[Source records]
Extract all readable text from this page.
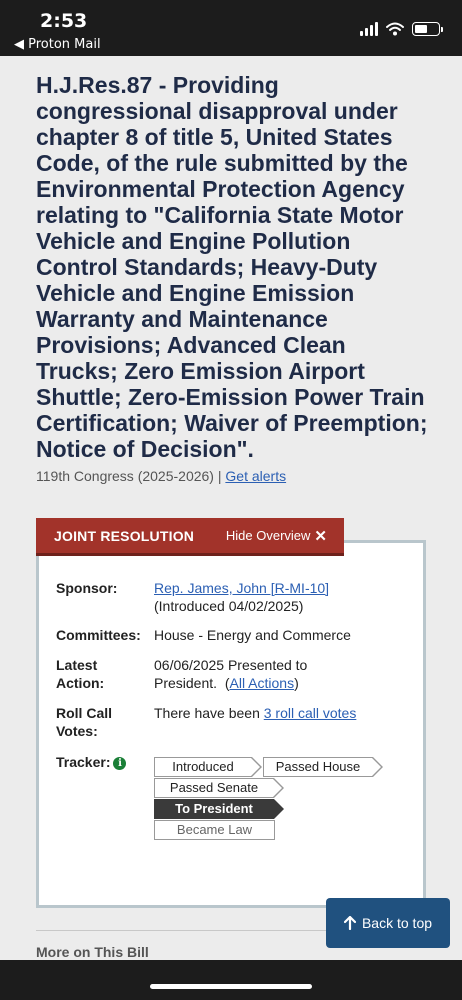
2:53
◀ Proton Mail
H.J.Res.87 - Providing congressional disapproval under chapter 8 of title 5, United States Code, of the rule submitted by the Environmental Protection Agency relating to "California State Motor Vehicle and Engine Pollution Control Standards; Heavy-Duty Vehicle and Engine Emission Warranty and Maintenance Provisions; Advanced Clean Trucks; Zero Emission Airport Shuttle; Zero-Emission Power Train Certification; Waiver of Preemption; Notice of Decision".
119th Congress (2025-2026) | Get alerts
JOINT RESOLUTION Hide Overview ✕
Sponsor:	Rep. James, John [R-MI-10]
(Introduced 04/02/2025)
Committees: House - Energy and Commerce
Latest
Action:
06/06/2025 Presented to President.  (All Actions)
Roll Call
Votes:
There have been 3 roll call votes
Tracker: i	Introduced	Passed House
Passed Senate
To President
Became Law
More on This Bill
Back to top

The request: Show every line of the listing in which the string "House" can be found.

Finished task:
Committees: House - Energy and Commerce
Tracker: i	Introduced	Passed House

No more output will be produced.